▸ **Selected passage**
╔══

In pushing its new Total Print Management offering, the company is brushing up against rivals including Xerox, which launched its own document management consulting business in April.

However, Livermore and Vyomesh Joshi, executive vice president of HP's Imaging and Printing Group, said HP was working to leverage its culture of printing and computer system expertise in evaluating clients' business processes.

Asked how many of the 625 print management engagements have included HP's channel partners, Joshi declined to say.

Another HP executive, Ernie Keith, vice president and general manager of HP's Imaging and Printing Services, said the company has had some success in dealing with third-party solution providers.

"We've worked in various regions of the world to engage them in some selling and delivery--the lower end of this [market] spectrum," Keith said. "We have had some very specific engagements even in this Total Print Management space."

In an interview, Keith said HP continues to work on its pilot program in North America to engage resellers and integrators in the "co-sale" and "co-delivery" of the solutions, but the efforts with the channel, while showing the best success in small and midsize accounts, has not been limited to that segment.

"This is a difficult and challenging space," Keith said. "The business model is more complex. It requires a more sophisticated portfolio. It's a ... slow process on the front end in terms of adjusting the business model [and] working with channel partners."

A majority of HP's printer product sales continues to go through the reseller channel, Keith said, and a portion of its printer services as well.

╚══

(Element-and-box listings)

╔══

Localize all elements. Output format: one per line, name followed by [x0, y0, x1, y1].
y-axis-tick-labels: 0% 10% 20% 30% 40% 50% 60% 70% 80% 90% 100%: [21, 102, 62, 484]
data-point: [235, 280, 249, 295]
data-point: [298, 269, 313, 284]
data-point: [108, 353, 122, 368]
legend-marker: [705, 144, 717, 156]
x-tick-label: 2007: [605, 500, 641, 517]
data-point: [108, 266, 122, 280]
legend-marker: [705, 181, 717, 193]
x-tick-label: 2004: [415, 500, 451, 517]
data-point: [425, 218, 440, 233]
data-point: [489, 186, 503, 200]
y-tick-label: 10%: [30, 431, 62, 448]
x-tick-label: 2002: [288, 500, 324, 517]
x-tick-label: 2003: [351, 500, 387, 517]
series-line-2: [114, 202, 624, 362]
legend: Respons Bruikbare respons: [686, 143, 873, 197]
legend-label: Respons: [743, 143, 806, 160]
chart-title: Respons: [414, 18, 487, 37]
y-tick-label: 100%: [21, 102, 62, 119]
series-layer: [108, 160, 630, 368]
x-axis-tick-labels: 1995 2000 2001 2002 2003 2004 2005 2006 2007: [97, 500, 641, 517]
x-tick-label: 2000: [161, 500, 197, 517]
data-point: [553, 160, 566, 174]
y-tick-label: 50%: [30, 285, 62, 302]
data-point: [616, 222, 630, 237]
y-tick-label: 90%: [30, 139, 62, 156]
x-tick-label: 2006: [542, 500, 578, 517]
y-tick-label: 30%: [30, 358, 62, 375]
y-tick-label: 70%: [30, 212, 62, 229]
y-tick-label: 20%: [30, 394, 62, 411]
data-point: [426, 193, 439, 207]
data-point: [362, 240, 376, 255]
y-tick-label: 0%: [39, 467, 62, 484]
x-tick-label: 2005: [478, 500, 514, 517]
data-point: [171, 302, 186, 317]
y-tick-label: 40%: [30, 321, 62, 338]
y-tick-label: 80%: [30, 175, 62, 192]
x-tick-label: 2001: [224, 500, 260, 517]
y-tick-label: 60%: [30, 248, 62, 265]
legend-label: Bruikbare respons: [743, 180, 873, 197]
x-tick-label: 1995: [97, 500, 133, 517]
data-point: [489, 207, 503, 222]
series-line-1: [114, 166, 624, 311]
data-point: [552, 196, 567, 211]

╚══

▸ **Task prompt**
Reproduce the passage on HP's print management business word for word, in its entirety.

▸ **Exercise solution**
In pushing its new Total Print Management offering, the company is brushing up against rivals including Xerox, which launched its own document management consulting business in April.

However, Livermore and Vyomesh Joshi, executive vice president of HP's Imaging and Printing Group, said HP was working to leverage its culture of printing and computer system expertise in evaluating clients' business processes.

Asked how many of the 625 print management engagements have included HP's channel partners, Joshi declined to say.

Another HP executive, Ernie Keith, vice president and general manager of HP's Imaging and Printing Services, said the company has had some success in dealing with third-party solution providers.

"We've worked in various regions of the world to engage them in some selling and delivery--the lower end of this [market] spectrum," Keith said. "We have had some very specific engagements even in this Total Print Management space."

In an interview, Keith said HP continues to work on its pilot program in North America to engage resellers and integrators in the "co-sale" and "co-delivery" of the solutions, but the efforts with the channel, while showing the best success in small and midsize accounts, has not been limited to that segment.

"This is a difficult and challenging space," Keith said. "The business model is more complex. It requires a more sophisticated portfolio. It's a ... slow process on the front end in terms of adjusting the business model [and] working with channel partners."

A majority of HP's printer product sales continues to go through the reseller channel, Keith said, and a portion of its printer services as well.